# Work to complete
In how many lines of the data does the word "title" appear? Give the number by itself.

# Entries supplied
┌────────
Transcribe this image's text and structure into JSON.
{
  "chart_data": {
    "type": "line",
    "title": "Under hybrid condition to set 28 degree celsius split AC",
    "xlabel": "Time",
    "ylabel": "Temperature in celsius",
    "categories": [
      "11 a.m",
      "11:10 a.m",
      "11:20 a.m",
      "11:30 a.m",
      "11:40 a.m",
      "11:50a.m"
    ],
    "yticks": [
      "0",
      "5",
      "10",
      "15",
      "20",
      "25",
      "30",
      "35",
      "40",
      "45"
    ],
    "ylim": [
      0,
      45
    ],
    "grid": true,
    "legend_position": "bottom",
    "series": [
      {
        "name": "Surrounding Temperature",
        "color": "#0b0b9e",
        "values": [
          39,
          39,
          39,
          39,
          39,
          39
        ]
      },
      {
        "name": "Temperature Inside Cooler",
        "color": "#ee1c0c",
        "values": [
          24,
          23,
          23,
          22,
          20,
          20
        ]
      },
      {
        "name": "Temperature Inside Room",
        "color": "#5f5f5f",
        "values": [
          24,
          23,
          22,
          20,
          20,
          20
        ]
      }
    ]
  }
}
└────────
┌────────
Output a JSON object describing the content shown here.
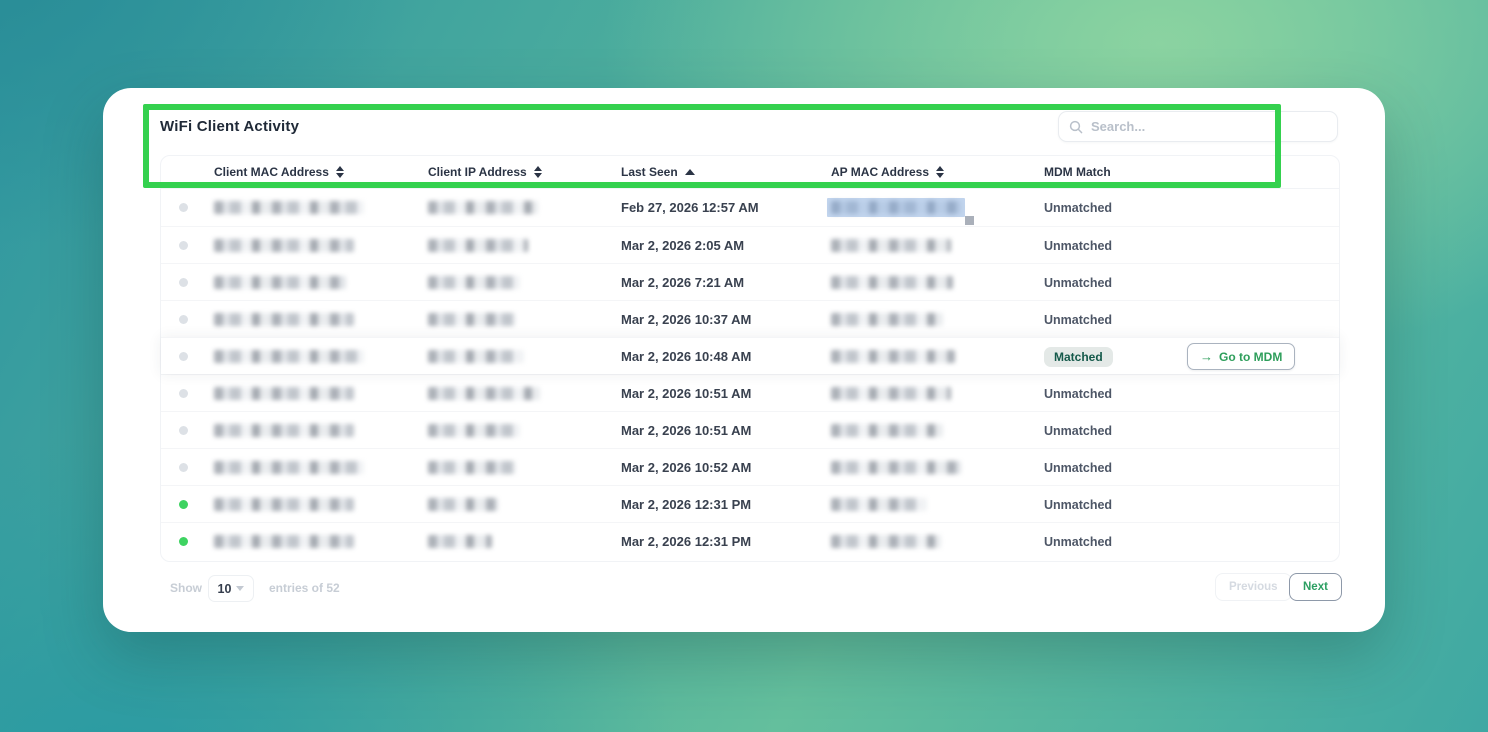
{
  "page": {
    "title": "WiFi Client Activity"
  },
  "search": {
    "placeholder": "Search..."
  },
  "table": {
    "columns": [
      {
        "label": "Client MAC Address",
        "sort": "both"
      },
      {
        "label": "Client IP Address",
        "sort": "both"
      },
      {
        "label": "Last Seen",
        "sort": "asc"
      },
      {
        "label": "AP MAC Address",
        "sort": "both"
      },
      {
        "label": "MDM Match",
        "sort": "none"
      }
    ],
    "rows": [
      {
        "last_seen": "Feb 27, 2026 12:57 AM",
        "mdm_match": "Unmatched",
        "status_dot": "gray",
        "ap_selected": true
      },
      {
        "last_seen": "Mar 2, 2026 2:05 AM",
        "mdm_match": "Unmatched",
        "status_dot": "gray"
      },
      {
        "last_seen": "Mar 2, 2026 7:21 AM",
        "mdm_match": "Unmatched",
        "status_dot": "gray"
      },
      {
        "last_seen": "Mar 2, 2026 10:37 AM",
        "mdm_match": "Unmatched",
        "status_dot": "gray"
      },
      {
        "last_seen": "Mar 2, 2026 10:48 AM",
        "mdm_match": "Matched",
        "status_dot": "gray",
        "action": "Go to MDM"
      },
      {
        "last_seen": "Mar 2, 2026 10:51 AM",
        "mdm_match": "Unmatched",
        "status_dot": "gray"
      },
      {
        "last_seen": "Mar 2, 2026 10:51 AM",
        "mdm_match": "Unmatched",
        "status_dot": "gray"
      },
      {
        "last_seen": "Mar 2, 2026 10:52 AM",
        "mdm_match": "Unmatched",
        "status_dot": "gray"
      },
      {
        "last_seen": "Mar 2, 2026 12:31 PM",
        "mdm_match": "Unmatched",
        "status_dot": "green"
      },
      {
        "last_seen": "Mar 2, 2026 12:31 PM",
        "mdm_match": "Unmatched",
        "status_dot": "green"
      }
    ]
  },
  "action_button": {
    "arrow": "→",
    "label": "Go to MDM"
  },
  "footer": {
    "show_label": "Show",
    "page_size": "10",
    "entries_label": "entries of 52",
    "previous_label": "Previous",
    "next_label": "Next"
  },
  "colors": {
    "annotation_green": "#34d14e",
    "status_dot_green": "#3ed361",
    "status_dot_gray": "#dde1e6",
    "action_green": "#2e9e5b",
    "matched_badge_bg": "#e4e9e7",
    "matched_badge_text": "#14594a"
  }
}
└────────
# Solution to this exercise
2